YOUR TASK - Sift the material for lines containing "openen", and return them.

THE INPUT -
-*-

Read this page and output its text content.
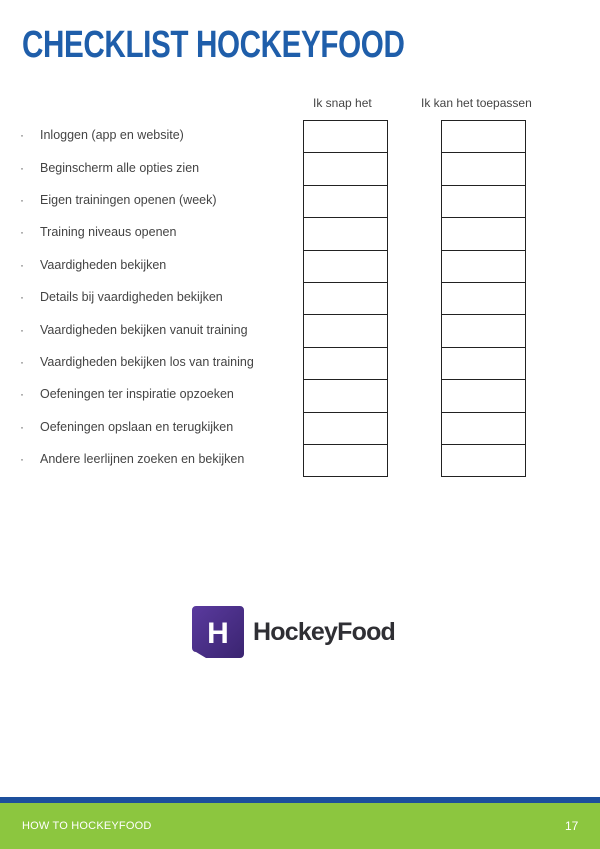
CHECKLIST HOCKEYFOOD
Ik snap het	Ik kan het toepassen
·	Inloggen (app en website)
·	Beginscherm alle opties zien
·	Eigen trainingen openen (week)
·	Training niveaus openen
·	Vaardigheden bekijken
·	Details bij vaardigheden bekijken
·	Vaardigheden bekijken vanuit training
·	Vaardigheden bekijken los van training
·	Oefeningen ter inspiratie opzoeken
·	Oefeningen opslaan en terugkijken
·	Andere leerlijnen zoeken en bekijken
H HockeyFood
HOW TO HOCKEYFOOD	17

-*-

RIGHT ANSWER -
·	Eigen trainingen openen (week)
·	Training niveaus openen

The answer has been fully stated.